Figure collection entries
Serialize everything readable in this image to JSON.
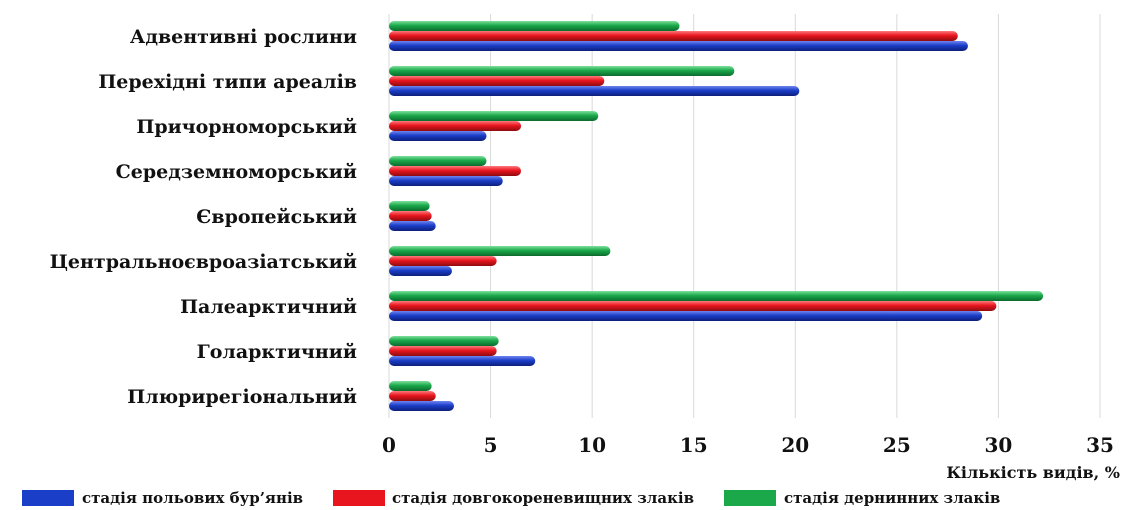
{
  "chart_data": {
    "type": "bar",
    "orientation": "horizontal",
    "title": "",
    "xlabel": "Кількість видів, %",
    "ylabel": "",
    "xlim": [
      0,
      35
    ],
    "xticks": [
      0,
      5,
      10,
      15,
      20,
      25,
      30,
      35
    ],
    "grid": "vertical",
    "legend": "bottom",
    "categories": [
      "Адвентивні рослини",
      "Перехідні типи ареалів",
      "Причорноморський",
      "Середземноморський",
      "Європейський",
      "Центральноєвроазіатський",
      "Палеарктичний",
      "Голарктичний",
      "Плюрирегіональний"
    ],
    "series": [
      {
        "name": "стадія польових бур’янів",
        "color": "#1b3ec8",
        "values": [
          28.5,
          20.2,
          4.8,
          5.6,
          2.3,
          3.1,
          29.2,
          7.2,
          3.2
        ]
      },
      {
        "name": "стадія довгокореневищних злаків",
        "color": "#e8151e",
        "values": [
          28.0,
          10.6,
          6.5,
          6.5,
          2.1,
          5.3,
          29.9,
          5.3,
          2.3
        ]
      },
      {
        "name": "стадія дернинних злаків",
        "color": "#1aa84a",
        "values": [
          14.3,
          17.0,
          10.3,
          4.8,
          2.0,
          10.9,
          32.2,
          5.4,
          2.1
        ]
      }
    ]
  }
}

▶ _STATED GOAL_: Pictures stay out; repeat all the rest of the records exactly.

▶ _CORRECT ANSWER_:
Serialize everything readable in this image to JSON.
{
  "chart_data": {
    "type": "bar",
    "orientation": "horizontal",
    "title": "",
    "xlabel": "Кількість видів, %",
    "ylabel": "",
    "xlim": [
      0,
      35
    ],
    "xticks": [
      0,
      5,
      10,
      15,
      20,
      25,
      30,
      35
    ],
    "grid": "vertical",
    "legend": "bottom",
    "categories": [
      "Адвентивні рослини",
      "Перехідні типи ареалів",
      "Причорноморський",
      "Середземноморський",
      "Європейський",
      "Центральноєвроазіатський",
      "Палеарктичний",
      "Голарктичний",
      "Плюрирегіональний"
    ],
    "series": [
      {
        "name": "стадія польових бур’янів",
        "color": "#1b3ec8",
        "values": [
          28.5,
          20.2,
          4.8,
          5.6,
          2.3,
          3.1,
          29.2,
          7.2,
          3.2
        ]
      },
      {
        "name": "стадія довгокореневищних злаків",
        "color": "#e8151e",
        "values": [
          28.0,
          10.6,
          6.5,
          6.5,
          2.1,
          5.3,
          29.9,
          5.3,
          2.3
        ]
      },
      {
        "name": "стадія дернинних злаків",
        "color": "#1aa84a",
        "values": [
          14.3,
          17.0,
          10.3,
          4.8,
          2.0,
          10.9,
          32.2,
          5.4,
          2.1
        ]
      }
    ]
  }
}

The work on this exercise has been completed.